What to do
Check every line of the entries for "tendencies", and copy the lines that hold it.

Exercise material
####################

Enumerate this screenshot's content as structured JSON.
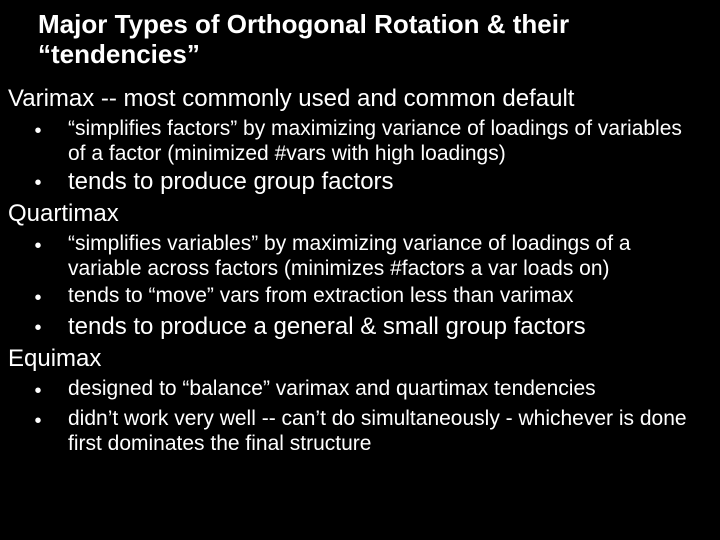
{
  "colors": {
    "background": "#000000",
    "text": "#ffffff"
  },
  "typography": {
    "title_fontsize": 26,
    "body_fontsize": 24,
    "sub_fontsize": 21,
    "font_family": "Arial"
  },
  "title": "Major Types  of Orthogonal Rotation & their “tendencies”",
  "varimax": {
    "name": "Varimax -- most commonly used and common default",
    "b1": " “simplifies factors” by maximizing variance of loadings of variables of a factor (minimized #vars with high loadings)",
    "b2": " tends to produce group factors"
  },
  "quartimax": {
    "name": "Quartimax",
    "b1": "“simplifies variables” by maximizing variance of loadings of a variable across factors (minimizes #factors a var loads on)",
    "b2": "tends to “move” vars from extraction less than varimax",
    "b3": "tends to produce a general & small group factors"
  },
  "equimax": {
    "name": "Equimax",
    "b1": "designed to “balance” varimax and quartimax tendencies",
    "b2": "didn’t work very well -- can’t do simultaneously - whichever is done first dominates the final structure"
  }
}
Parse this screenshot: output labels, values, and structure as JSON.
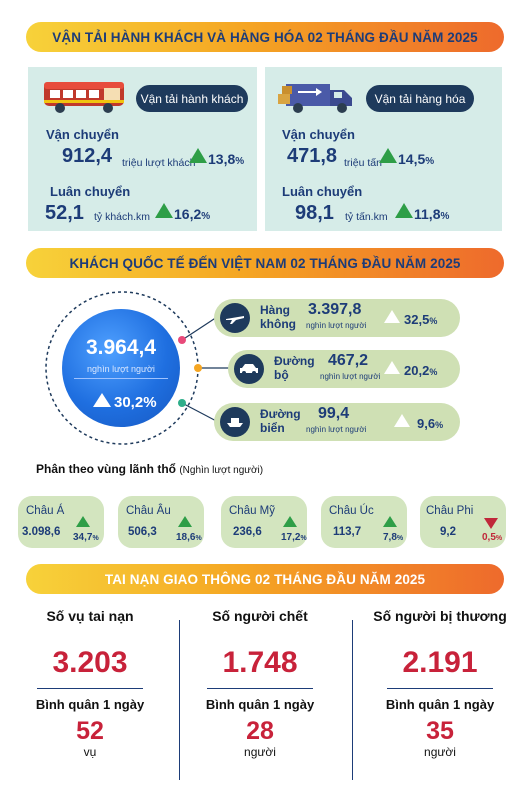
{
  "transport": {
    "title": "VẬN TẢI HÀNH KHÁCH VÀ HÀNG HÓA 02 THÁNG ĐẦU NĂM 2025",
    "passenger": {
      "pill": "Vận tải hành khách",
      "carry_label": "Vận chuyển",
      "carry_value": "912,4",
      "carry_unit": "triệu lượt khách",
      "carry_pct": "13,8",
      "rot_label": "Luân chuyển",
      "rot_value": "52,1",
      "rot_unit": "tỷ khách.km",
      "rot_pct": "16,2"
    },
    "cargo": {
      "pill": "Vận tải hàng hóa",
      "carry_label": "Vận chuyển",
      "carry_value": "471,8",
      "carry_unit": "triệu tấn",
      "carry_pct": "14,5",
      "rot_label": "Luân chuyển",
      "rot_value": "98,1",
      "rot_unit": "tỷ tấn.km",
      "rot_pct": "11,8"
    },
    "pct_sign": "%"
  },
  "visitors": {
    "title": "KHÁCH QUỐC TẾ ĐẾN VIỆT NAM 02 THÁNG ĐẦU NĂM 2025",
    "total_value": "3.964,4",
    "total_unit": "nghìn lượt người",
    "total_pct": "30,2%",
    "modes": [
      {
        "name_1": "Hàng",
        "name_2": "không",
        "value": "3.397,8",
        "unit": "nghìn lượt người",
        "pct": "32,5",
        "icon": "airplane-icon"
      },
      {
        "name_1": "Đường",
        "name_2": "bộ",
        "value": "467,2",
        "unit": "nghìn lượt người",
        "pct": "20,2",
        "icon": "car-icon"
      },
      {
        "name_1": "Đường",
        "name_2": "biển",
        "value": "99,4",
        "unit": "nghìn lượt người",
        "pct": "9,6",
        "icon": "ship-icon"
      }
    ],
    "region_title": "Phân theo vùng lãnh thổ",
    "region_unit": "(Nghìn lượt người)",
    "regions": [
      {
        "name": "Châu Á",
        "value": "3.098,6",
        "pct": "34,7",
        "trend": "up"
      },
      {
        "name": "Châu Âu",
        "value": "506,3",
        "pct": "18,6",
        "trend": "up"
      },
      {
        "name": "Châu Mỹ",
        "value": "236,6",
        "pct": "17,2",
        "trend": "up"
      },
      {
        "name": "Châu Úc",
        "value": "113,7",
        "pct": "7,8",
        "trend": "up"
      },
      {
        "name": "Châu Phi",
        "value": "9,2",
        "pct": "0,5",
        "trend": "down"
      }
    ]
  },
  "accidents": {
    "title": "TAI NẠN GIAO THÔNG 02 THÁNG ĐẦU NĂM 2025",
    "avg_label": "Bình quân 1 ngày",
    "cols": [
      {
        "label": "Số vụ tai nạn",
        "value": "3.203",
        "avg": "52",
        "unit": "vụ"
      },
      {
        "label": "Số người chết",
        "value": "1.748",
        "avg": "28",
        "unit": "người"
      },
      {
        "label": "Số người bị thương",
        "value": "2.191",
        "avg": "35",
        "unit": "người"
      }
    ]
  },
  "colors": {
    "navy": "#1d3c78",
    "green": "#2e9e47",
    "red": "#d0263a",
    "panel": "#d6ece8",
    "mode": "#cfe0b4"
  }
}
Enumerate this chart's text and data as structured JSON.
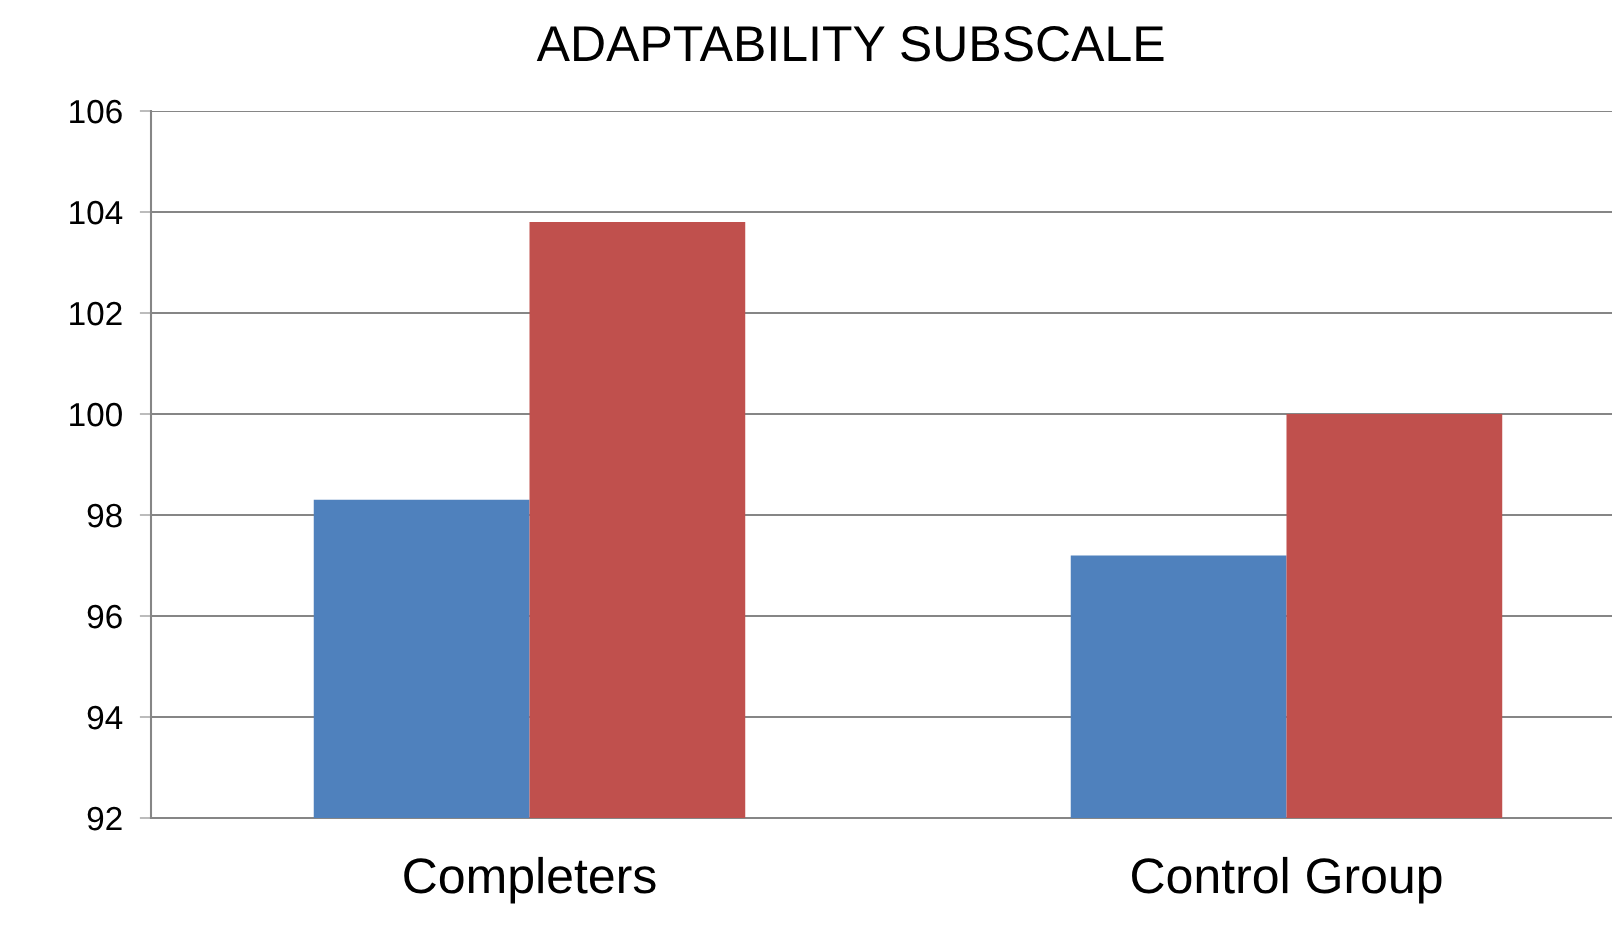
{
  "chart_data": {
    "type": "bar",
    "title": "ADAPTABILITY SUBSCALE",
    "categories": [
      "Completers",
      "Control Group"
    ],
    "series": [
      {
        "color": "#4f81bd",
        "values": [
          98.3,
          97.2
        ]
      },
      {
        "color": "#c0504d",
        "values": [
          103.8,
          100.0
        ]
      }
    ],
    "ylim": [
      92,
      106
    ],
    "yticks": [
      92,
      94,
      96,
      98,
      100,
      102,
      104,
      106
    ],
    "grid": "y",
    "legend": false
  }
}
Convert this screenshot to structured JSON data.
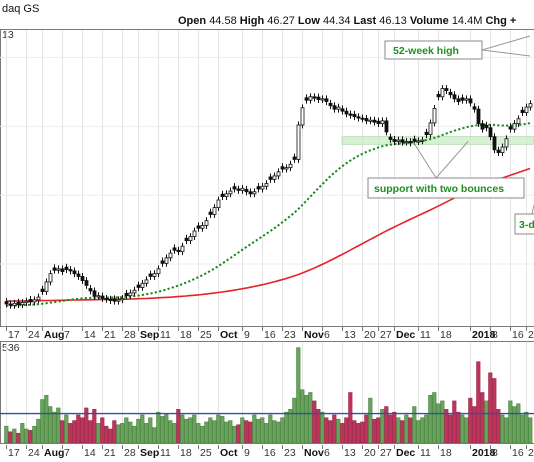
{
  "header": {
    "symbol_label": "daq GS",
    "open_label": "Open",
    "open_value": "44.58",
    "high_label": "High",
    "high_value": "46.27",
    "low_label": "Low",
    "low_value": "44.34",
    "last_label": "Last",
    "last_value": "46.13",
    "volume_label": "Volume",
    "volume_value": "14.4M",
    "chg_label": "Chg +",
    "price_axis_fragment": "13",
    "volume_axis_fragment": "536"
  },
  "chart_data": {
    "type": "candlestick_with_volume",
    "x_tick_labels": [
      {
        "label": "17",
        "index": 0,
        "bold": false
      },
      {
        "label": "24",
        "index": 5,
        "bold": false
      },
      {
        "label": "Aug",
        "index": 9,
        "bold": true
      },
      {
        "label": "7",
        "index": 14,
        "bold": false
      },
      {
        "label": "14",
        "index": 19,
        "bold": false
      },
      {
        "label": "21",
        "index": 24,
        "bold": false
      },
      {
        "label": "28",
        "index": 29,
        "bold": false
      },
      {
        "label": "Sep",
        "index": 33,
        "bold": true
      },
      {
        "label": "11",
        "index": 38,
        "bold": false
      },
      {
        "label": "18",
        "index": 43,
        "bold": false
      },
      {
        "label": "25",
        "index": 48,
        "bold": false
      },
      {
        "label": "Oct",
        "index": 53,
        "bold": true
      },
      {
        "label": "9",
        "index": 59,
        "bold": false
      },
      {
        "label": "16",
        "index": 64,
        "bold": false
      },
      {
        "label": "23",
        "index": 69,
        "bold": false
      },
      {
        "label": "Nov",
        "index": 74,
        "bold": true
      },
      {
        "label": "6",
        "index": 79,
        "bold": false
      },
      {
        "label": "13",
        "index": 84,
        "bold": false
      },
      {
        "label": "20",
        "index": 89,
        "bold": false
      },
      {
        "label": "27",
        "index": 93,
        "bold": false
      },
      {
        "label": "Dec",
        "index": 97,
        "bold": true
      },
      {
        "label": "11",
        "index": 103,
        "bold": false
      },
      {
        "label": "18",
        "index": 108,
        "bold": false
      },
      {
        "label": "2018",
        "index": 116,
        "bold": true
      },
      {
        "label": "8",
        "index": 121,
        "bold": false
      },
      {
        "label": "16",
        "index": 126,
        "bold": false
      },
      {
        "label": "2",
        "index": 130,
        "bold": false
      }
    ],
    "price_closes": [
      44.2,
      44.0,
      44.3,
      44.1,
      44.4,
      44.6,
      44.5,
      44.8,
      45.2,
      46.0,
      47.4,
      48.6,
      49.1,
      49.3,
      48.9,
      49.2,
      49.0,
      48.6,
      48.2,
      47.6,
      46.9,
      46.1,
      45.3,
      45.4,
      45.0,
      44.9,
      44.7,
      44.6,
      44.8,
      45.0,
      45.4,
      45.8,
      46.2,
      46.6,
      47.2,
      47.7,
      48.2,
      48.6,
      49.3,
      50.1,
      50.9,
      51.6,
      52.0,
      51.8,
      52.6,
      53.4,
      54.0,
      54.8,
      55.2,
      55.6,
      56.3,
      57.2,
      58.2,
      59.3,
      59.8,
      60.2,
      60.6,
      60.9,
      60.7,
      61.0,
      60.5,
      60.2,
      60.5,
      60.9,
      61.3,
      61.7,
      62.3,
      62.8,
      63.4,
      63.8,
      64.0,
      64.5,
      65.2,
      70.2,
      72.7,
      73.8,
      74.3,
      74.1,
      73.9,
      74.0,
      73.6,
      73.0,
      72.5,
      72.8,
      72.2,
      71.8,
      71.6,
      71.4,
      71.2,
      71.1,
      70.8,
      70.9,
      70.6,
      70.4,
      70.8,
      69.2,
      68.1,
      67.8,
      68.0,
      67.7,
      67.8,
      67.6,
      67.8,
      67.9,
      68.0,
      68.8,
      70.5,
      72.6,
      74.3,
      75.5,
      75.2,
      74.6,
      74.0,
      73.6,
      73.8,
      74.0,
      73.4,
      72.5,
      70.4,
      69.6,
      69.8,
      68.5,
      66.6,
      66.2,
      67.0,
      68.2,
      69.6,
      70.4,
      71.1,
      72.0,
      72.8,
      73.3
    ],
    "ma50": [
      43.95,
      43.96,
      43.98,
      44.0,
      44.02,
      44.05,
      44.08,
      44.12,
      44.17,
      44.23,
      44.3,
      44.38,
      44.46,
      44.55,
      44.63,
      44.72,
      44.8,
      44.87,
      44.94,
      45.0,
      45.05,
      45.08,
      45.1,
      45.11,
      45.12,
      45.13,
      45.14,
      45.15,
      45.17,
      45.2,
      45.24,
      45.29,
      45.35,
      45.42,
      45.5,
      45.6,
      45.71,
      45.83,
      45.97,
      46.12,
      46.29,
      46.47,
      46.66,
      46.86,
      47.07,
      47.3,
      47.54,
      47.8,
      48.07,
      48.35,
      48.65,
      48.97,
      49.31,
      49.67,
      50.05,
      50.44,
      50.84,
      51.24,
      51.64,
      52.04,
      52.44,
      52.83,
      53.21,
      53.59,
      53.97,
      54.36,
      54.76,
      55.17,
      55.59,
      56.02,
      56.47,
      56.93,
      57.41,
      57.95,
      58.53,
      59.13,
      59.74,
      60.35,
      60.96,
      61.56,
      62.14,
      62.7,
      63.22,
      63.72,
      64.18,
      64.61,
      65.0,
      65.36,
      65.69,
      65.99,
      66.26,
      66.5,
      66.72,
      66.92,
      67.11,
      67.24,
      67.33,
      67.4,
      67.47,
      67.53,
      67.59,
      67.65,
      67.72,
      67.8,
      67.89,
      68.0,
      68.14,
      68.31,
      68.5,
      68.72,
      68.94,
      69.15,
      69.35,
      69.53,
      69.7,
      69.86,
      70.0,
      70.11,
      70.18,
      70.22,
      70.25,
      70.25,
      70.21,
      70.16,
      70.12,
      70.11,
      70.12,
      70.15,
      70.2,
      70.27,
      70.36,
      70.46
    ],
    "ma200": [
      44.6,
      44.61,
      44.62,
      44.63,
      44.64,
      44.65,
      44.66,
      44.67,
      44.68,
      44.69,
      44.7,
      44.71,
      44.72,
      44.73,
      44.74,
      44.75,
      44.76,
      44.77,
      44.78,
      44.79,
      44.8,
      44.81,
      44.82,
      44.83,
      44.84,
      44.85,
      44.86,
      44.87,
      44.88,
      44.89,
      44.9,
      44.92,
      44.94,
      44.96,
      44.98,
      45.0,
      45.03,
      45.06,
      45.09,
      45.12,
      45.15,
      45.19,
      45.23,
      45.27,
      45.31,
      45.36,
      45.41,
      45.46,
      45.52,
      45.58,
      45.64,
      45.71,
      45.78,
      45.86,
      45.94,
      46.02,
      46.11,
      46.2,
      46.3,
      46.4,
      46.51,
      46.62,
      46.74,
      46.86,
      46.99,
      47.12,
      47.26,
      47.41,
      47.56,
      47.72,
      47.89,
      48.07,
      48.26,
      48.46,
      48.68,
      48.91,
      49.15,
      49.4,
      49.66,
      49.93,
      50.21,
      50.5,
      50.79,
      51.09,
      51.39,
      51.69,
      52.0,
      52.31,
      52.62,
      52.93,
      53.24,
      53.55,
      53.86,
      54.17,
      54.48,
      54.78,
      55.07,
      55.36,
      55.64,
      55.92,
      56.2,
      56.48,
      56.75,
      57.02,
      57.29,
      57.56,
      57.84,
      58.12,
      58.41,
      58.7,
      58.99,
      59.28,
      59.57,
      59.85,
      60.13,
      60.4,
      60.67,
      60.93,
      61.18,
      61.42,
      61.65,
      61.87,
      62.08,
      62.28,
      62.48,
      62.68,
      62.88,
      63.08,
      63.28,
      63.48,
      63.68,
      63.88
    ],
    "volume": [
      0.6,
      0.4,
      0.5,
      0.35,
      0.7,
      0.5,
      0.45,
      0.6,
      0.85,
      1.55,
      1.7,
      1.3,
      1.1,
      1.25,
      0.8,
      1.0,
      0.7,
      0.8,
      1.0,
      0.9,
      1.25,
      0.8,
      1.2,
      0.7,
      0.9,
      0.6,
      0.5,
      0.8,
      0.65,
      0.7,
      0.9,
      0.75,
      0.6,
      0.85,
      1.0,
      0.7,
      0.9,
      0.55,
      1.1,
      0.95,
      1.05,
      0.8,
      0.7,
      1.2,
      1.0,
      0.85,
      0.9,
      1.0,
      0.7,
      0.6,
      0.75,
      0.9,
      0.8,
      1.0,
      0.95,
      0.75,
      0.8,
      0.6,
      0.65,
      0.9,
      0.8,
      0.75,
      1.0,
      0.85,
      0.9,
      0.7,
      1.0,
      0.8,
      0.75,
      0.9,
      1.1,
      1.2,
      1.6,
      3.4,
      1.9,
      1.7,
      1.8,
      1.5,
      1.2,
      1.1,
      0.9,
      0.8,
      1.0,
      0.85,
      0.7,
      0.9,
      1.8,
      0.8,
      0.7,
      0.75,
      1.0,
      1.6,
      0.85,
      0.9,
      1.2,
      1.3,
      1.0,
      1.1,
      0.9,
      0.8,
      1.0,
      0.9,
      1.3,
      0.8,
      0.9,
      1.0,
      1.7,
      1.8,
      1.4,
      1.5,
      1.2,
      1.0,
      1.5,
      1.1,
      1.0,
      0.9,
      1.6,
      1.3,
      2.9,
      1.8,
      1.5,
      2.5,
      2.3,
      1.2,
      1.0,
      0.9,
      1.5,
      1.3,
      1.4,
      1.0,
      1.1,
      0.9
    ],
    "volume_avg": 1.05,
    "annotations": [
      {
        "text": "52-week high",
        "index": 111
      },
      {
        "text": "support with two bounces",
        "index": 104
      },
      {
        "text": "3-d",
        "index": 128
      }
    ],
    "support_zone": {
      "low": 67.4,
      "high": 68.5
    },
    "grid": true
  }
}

####################

Output of the task
  "title": "Major Types  of Orthogonal Rotation & their “tendencies”",
    "b1": "designed to “balance” varimax and quartimax tendencies",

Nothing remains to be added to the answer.